Passage shown:
_____

Metallicity evolution refers to the gradual increase in the abundance of heavy elements—known as metals in astronomy—within galaxies over cosmic time. When the universe first formed after the Big Bang, it was composed almost entirely of hydrogen and helium, with only trace amounts of lithium. The heavier elements like carbon, oxygen, iron, and silicon did not exist yet; they were created later inside stars through nuclear fusion and during explosive events like supernovae.
As the first generation of stars formed, they fused hydrogen and helium into heavier elements. When these massive stars ended their lives in supernova explosions, they released these newly formed heavy elements into the surrounding interstellar medium. This enriched gas later became part of new stars, meaning each successive generation of stars contained more heavy elements than the previous one. Over billions of years, this ongoing cycle of star birth, death, and enrichment increased the average metallicity of galaxies.
The metallicity of a galaxy depends on its history of star formation and gas accretion. Galaxies with rapid star formation tend to enrich faster, while smaller or isolated galaxies can remain metal-poor because they lose metals more easily through galactic winds. In contrast, massive galaxies retain metals and reach higher metallicity levels. Metallicity also affects how stars form, since metals help gas cool and collapse, influencing the types and sizes of stars that form.
Observations show a clear metallicity evolution across cosmic time: distant galaxies seen as they were billions of years ago are generally more metal-poor, while galaxies in the present universe are more metal-rich. Metallicity also varies within galaxies, usually increasing toward the center where star formation has been most intense. Understanding metallicity evolution helps astronomers trace the chemical history of the universe and learn how galaxies like the Milky Way matured over time.

_____

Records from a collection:
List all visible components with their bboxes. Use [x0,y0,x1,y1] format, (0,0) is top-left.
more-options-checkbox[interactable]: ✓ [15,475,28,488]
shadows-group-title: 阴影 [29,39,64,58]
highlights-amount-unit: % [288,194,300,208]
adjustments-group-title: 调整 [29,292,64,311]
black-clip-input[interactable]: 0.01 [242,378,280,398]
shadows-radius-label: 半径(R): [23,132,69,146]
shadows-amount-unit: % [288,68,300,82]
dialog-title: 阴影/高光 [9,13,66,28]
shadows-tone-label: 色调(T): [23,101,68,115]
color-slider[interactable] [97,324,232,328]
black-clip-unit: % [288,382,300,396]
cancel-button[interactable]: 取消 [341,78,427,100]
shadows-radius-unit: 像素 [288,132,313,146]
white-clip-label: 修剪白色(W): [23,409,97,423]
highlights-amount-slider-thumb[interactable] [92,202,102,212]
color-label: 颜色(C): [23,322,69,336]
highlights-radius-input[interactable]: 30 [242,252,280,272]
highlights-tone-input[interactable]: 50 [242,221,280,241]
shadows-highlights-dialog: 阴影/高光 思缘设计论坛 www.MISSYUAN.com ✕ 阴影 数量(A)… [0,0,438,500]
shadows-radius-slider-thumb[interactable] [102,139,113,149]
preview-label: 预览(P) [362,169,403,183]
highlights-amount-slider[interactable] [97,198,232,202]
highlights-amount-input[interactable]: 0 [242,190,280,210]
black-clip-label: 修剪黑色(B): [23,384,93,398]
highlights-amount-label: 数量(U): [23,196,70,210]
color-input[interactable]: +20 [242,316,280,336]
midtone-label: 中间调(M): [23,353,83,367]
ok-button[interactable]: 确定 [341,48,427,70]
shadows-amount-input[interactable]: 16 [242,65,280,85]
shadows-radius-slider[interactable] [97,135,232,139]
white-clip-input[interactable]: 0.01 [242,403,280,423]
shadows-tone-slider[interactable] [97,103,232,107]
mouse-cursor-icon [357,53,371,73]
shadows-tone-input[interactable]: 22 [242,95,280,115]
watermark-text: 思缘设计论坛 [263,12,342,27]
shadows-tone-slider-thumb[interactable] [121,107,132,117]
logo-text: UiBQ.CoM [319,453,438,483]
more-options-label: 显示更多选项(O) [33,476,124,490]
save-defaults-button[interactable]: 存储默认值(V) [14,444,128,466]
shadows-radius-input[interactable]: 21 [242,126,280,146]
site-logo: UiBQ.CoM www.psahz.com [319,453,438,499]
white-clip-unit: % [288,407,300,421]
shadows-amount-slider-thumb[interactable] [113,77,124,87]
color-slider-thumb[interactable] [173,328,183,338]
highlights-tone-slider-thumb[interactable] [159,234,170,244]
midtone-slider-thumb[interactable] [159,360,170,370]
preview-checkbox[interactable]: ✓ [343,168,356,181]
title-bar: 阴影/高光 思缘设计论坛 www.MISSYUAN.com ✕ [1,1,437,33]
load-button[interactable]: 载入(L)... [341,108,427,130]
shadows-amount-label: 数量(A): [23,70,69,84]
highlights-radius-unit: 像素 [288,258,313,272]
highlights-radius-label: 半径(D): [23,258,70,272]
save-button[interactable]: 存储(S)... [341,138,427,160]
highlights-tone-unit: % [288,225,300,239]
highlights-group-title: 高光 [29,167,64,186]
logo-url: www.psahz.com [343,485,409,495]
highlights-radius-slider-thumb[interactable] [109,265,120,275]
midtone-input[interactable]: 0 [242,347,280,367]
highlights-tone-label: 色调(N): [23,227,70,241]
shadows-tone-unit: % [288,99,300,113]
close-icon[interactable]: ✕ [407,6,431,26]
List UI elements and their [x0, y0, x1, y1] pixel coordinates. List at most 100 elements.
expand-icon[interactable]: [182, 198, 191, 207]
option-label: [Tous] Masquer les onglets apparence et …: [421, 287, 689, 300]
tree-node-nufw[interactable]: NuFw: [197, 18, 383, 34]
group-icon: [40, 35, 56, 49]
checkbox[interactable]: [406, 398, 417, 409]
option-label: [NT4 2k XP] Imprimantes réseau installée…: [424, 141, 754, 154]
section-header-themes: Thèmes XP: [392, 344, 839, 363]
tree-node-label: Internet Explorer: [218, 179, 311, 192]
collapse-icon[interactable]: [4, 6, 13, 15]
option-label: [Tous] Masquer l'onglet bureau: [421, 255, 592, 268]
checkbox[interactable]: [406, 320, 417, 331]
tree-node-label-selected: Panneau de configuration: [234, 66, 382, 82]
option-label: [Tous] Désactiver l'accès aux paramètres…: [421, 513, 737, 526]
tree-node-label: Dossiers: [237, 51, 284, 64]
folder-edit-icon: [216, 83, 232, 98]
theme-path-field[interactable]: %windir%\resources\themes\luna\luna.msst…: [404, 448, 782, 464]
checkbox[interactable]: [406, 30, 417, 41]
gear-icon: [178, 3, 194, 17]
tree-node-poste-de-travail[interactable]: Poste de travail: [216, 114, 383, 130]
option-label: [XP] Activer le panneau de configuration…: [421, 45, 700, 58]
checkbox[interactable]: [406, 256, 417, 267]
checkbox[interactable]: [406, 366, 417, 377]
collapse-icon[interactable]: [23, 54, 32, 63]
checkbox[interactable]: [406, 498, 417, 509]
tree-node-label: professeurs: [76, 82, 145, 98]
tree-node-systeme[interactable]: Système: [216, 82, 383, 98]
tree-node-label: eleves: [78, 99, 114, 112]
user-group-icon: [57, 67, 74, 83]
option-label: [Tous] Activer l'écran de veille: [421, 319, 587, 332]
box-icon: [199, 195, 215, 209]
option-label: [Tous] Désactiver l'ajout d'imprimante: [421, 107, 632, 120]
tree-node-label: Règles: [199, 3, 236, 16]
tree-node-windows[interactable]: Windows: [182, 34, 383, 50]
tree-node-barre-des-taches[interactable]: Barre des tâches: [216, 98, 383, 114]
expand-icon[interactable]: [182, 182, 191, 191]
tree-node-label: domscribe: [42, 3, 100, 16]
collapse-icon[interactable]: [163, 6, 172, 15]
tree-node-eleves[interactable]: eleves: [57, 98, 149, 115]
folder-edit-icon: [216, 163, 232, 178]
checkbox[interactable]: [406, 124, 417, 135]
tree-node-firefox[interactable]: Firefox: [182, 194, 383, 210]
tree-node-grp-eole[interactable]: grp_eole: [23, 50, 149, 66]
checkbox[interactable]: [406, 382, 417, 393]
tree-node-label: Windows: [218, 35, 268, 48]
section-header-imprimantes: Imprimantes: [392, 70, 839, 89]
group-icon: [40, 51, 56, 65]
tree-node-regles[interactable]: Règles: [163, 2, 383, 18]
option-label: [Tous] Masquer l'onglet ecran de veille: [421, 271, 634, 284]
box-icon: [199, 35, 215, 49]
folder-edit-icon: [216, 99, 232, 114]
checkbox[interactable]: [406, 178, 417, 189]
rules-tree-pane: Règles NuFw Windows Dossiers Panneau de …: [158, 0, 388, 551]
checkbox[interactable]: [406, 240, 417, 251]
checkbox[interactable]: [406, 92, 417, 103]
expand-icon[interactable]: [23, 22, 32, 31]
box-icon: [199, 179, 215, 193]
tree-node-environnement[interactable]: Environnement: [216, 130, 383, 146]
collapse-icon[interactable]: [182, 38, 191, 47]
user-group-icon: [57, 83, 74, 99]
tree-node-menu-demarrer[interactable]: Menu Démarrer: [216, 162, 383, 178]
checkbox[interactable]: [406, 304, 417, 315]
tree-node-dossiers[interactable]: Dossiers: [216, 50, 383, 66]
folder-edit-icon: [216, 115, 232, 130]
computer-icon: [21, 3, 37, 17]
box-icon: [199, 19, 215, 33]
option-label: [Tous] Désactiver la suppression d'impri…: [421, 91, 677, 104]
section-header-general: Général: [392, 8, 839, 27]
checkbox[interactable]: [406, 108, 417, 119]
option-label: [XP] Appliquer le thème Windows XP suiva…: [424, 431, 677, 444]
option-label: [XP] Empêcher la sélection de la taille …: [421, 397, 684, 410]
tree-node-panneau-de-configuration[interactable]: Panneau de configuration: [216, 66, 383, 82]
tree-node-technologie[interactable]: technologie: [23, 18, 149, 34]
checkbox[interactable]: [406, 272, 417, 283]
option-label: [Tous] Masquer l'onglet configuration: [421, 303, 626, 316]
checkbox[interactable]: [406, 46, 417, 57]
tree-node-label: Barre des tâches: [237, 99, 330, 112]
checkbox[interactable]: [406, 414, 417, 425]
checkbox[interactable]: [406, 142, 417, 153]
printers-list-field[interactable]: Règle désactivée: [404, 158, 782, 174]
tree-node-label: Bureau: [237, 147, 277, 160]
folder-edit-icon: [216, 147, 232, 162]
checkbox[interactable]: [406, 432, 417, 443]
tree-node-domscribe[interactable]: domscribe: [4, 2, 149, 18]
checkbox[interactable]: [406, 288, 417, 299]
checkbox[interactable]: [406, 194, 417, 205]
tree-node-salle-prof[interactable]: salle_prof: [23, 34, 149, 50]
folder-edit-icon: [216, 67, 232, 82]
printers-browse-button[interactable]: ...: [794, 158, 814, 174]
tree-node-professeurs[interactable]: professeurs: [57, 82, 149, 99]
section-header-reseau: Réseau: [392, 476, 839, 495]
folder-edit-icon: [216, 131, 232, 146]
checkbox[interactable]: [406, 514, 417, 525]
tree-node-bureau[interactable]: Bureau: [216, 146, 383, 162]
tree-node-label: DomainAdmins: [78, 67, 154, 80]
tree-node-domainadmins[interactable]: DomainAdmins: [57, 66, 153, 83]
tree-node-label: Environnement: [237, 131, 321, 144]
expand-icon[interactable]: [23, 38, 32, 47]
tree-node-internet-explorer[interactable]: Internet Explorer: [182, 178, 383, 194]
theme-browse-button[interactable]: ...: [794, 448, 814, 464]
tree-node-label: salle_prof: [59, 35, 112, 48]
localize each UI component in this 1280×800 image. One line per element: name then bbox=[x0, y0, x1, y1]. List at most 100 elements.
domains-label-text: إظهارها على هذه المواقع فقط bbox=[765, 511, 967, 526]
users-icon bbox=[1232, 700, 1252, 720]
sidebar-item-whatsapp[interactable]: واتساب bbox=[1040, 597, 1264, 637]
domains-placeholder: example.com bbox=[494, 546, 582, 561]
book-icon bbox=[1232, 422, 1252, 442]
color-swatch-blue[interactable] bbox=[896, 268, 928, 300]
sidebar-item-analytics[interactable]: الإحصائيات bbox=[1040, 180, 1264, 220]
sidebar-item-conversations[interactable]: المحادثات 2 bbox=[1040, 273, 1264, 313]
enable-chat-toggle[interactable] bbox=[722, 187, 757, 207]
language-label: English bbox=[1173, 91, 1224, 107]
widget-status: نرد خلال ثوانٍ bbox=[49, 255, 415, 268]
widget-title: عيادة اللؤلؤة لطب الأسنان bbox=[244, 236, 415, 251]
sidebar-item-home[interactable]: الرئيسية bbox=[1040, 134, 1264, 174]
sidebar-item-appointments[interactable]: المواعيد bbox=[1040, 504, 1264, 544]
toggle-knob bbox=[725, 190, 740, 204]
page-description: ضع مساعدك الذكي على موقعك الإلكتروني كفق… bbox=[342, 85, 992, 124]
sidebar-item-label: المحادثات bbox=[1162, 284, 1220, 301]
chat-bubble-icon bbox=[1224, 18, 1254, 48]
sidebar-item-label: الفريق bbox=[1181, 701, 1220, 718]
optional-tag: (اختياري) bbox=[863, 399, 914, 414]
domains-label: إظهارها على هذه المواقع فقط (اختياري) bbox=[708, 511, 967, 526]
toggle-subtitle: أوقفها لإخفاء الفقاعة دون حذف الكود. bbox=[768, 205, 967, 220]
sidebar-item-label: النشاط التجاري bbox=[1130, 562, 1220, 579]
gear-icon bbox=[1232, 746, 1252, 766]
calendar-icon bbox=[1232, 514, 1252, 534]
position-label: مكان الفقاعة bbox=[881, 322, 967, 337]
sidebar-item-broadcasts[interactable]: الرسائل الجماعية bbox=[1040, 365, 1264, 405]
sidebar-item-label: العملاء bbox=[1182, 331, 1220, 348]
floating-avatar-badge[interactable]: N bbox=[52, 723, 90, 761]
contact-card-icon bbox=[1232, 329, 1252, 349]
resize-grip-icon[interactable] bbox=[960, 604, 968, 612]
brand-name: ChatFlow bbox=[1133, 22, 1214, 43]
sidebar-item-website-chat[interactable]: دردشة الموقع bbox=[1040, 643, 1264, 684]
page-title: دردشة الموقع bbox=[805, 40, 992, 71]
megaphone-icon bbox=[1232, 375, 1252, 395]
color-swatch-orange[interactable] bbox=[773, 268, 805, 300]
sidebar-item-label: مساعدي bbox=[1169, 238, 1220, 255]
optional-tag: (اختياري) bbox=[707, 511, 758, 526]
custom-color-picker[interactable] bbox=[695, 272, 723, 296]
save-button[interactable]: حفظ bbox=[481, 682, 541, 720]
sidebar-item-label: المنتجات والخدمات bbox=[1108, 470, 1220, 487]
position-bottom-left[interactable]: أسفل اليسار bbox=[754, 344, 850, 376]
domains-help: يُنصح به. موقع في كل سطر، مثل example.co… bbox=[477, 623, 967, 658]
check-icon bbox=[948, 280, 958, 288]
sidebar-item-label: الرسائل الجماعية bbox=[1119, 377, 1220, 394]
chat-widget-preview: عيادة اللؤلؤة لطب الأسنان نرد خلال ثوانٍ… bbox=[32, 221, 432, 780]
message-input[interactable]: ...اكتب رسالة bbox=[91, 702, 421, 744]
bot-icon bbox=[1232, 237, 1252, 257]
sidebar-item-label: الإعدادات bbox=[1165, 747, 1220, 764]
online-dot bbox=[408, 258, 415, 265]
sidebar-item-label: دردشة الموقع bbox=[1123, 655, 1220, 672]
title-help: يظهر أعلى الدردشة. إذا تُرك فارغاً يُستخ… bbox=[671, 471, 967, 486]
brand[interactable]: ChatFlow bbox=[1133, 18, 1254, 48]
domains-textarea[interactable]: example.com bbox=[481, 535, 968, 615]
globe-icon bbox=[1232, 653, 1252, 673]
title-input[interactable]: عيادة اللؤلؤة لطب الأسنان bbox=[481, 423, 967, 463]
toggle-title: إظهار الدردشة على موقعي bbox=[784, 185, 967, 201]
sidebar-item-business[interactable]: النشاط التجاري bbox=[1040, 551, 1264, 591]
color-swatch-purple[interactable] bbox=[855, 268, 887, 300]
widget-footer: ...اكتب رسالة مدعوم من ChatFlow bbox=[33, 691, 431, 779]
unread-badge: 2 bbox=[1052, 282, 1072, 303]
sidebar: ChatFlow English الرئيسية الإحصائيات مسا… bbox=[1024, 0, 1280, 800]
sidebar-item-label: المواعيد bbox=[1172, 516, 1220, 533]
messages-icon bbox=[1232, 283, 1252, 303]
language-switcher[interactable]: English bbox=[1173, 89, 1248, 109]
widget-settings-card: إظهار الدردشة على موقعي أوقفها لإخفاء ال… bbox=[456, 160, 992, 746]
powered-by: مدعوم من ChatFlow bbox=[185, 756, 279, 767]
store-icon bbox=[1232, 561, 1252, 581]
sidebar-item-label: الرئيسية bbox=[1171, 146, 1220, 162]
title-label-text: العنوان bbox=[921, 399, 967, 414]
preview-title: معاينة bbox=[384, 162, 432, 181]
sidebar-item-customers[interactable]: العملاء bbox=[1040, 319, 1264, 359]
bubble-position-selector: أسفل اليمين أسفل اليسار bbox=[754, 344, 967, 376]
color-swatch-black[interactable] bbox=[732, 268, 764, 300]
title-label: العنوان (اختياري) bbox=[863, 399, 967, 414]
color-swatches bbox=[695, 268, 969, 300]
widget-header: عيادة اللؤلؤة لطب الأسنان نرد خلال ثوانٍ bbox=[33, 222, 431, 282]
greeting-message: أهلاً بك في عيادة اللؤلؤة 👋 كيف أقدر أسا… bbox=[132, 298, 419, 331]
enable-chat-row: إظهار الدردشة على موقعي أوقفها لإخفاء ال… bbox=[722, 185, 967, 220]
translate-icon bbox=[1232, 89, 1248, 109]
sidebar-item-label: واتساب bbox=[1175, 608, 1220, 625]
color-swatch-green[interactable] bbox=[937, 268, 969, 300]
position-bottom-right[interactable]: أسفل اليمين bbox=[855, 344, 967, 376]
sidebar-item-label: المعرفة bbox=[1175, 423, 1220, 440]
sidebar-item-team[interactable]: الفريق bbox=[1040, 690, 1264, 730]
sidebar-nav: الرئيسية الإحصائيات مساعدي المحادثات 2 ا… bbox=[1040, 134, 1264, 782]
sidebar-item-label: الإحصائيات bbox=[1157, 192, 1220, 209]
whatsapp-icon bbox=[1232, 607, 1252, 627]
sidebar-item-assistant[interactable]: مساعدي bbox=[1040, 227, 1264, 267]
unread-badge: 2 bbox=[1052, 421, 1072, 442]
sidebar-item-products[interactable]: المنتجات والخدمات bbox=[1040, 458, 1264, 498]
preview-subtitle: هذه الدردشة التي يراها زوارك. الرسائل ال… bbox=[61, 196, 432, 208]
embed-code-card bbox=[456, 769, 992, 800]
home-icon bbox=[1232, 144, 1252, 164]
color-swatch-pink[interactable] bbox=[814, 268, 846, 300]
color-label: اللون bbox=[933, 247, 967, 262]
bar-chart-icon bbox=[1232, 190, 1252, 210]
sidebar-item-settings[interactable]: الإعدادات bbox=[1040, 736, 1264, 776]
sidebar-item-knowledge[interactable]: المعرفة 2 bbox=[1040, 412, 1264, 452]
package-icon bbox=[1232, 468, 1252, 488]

_____

Directions:
According to the passage on metallicity evolution, why can smaller or isolated galaxies remain metal-poor?

Answer box:
They lose metals more easily through galactic winds.